Your task => Using the data below, copy each line that includes the word "nonprofit".

Input rows =>
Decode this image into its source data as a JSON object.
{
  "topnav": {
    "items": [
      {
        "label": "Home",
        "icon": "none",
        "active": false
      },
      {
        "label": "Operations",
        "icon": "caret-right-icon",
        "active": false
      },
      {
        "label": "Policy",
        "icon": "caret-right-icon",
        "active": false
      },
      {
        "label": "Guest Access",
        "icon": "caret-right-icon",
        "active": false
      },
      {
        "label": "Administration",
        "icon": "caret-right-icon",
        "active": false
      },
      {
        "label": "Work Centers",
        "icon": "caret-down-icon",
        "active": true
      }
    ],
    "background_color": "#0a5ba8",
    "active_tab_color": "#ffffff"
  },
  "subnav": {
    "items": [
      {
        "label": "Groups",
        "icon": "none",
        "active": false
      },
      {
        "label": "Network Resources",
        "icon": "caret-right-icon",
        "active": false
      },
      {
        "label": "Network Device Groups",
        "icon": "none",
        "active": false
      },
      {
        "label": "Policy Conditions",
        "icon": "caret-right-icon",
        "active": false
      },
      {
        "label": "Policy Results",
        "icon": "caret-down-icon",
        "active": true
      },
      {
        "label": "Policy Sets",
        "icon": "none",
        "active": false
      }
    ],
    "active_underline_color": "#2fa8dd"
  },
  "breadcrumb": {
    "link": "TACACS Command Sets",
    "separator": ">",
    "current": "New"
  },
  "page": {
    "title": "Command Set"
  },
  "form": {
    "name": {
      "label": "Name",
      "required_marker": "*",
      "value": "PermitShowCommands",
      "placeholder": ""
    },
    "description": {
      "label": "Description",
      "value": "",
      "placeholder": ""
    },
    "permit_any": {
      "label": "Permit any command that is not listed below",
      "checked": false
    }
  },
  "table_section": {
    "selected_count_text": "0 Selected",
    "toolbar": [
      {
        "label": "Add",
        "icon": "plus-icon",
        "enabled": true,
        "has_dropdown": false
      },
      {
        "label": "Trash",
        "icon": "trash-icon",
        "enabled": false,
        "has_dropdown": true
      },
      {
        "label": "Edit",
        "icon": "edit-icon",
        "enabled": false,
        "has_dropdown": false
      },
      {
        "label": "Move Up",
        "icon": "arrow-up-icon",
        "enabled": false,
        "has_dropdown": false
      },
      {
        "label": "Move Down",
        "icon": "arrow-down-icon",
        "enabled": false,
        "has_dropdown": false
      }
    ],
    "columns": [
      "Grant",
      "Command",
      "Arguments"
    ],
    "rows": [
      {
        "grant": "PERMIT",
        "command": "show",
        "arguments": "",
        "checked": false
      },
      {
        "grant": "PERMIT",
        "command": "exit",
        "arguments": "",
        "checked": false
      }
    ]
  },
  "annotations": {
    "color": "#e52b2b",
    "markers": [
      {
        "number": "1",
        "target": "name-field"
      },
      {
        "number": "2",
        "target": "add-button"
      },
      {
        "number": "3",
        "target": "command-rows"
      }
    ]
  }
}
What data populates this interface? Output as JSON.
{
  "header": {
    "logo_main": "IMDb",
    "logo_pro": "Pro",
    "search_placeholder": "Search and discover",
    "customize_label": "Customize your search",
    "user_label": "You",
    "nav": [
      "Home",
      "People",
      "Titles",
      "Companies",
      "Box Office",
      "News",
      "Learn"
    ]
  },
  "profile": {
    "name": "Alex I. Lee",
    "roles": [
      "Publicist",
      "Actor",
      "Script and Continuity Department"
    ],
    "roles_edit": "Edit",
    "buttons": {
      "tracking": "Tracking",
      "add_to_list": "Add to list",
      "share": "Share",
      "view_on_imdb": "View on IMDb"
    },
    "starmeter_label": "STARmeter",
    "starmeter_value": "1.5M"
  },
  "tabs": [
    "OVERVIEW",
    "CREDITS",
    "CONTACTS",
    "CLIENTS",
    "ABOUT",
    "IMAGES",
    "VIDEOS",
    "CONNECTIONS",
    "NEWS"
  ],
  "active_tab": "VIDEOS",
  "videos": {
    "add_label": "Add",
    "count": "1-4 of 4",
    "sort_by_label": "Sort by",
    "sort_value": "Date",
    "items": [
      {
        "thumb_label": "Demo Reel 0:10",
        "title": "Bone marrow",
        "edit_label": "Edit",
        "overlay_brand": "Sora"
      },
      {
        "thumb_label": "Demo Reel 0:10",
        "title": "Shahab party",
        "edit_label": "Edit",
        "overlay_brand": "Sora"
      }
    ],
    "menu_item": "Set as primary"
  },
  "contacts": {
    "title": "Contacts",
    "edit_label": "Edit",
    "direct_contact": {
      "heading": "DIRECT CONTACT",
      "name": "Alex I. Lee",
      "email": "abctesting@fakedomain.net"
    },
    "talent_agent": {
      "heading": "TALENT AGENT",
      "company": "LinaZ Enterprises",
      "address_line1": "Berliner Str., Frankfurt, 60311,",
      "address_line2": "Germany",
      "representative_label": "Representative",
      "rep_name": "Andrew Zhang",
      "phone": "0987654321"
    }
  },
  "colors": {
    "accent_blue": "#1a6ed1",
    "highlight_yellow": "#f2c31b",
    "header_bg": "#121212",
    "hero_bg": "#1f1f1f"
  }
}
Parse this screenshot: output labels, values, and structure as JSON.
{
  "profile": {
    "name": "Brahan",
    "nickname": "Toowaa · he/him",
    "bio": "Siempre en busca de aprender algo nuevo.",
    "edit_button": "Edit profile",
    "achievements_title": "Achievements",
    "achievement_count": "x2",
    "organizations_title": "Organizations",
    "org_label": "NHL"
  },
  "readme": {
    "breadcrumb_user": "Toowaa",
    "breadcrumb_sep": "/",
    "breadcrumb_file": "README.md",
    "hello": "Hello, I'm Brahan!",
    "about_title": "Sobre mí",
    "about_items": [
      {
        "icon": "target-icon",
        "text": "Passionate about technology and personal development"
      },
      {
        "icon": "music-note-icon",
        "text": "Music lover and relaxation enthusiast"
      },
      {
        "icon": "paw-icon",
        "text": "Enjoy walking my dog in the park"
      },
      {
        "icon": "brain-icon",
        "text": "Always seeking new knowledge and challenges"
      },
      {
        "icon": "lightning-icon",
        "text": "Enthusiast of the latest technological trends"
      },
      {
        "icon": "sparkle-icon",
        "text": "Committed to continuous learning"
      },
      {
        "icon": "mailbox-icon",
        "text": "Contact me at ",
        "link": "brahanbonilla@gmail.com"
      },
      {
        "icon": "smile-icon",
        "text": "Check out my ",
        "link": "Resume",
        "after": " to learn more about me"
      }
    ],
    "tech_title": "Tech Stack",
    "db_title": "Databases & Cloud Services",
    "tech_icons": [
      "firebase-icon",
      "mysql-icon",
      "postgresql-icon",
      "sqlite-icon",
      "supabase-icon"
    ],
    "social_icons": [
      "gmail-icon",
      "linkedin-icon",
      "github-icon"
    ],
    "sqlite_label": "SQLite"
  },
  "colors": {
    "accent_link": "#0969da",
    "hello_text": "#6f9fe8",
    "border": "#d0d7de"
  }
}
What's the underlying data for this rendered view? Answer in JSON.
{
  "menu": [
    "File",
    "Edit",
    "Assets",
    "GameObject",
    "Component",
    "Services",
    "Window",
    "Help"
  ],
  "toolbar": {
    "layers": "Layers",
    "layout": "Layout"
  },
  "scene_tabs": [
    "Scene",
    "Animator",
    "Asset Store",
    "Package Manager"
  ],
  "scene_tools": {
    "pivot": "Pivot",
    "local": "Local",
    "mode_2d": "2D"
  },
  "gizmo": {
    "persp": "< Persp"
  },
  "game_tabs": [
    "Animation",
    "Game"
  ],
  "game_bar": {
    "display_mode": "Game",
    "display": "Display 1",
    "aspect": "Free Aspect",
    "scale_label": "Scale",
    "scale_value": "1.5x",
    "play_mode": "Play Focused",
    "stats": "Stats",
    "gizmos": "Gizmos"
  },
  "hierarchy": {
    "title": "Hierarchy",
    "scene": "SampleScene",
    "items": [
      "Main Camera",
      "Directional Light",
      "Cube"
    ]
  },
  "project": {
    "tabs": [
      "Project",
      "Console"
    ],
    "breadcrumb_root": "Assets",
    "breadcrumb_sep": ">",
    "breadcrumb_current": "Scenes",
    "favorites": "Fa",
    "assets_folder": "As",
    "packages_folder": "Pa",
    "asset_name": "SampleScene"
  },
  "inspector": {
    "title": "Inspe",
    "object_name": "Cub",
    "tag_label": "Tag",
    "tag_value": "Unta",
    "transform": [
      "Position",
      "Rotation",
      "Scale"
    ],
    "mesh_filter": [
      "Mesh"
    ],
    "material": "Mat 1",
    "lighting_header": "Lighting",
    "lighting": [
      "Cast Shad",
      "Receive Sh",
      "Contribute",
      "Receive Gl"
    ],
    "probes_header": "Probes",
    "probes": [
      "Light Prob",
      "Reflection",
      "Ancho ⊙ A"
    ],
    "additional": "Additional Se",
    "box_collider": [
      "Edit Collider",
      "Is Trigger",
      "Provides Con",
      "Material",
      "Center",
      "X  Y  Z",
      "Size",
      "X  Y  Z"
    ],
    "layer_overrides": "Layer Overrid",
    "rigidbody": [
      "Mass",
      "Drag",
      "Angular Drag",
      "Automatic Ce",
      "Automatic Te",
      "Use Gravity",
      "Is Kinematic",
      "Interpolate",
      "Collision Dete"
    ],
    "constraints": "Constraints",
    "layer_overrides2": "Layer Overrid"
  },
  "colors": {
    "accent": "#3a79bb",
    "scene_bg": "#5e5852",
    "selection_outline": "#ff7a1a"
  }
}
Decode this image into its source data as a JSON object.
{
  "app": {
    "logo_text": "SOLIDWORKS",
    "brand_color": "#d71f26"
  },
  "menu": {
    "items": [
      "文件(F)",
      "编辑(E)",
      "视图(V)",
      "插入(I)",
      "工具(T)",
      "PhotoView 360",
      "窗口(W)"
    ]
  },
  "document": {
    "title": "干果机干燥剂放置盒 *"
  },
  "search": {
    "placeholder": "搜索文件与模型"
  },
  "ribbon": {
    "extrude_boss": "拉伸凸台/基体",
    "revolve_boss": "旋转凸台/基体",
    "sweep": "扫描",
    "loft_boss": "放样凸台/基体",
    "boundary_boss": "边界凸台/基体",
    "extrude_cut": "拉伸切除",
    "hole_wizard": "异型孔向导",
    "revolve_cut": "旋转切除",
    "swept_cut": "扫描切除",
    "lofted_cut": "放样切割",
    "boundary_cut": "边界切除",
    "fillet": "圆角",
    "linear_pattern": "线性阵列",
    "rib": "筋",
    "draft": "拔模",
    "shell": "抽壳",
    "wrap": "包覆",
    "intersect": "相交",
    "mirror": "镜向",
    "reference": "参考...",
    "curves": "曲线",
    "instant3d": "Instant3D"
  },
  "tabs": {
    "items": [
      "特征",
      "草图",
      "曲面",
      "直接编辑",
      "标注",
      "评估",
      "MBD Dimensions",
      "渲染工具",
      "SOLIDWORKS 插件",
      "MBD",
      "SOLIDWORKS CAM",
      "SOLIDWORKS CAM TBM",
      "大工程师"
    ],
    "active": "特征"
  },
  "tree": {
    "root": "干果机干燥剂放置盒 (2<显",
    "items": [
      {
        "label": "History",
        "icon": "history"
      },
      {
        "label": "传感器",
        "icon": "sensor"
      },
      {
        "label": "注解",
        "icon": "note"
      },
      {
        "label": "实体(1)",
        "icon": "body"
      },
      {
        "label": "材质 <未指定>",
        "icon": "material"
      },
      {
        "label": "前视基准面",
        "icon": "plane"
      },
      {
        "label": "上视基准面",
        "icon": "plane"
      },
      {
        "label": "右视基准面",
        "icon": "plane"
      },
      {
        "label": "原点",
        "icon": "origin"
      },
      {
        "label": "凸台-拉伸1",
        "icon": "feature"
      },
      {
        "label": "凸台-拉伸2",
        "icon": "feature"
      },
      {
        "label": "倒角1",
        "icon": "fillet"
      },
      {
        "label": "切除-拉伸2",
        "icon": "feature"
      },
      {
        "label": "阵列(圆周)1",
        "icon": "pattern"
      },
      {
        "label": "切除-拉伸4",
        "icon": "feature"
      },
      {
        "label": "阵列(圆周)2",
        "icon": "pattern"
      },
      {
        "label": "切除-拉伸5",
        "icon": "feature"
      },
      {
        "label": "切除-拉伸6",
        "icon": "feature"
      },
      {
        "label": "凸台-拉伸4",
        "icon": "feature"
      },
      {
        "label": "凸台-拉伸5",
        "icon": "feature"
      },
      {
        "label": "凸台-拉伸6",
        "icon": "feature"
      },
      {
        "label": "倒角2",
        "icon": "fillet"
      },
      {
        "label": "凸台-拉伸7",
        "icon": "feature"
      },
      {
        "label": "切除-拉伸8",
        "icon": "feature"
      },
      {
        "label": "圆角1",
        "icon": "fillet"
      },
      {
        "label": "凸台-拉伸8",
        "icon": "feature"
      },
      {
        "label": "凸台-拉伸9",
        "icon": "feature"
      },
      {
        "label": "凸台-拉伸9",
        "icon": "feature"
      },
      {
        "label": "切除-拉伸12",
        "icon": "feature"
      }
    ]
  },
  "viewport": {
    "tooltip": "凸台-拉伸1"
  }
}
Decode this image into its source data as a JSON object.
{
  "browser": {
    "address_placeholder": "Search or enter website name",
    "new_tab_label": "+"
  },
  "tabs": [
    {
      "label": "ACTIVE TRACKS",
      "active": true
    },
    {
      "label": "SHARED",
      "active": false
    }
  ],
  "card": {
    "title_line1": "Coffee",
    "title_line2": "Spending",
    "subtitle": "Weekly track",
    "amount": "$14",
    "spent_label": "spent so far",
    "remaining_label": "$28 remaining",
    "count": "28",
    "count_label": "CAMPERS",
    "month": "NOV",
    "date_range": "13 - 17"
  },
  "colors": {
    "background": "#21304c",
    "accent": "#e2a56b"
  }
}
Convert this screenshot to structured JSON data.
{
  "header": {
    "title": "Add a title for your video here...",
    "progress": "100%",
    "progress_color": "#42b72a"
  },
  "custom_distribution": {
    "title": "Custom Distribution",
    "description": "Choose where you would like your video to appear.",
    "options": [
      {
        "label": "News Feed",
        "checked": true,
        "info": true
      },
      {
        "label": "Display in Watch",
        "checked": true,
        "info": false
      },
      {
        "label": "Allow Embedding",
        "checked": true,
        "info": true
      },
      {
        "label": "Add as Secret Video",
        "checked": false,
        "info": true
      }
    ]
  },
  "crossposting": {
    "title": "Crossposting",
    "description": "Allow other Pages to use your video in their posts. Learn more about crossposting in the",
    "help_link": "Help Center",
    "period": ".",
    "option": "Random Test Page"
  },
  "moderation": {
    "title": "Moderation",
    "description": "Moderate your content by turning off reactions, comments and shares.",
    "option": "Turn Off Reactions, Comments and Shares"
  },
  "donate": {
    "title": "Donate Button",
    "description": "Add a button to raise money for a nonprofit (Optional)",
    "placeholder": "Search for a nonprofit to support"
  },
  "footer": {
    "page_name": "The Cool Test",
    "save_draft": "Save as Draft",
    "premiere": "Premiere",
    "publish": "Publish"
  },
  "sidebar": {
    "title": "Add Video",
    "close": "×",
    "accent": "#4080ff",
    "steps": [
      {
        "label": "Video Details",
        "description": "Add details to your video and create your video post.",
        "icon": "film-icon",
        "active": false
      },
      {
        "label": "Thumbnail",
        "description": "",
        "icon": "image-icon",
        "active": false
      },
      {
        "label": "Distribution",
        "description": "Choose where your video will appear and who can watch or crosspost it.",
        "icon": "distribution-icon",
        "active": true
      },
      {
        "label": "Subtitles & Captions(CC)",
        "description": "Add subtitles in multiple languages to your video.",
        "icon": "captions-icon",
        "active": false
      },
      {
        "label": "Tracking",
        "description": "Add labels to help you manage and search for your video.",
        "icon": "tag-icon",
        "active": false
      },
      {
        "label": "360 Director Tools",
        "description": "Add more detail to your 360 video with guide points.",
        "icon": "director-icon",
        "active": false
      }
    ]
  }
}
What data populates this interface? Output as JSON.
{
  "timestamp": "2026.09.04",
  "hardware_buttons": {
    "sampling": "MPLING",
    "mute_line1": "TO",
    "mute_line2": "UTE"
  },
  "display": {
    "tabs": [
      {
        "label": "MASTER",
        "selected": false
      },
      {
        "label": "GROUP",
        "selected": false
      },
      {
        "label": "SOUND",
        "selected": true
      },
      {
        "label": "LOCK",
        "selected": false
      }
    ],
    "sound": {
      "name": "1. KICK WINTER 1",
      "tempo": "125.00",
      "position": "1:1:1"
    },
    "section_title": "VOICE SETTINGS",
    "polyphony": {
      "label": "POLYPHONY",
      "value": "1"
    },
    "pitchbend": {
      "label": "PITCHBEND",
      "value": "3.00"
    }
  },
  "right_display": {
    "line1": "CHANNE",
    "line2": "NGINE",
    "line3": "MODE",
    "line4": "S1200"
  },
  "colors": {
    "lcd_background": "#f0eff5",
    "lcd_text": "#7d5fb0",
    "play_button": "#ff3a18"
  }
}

Finished answer =>
    "description": "Add a button to raise money for a nonprofit (Optional)",
    "placeholder": "Search for a nonprofit to support"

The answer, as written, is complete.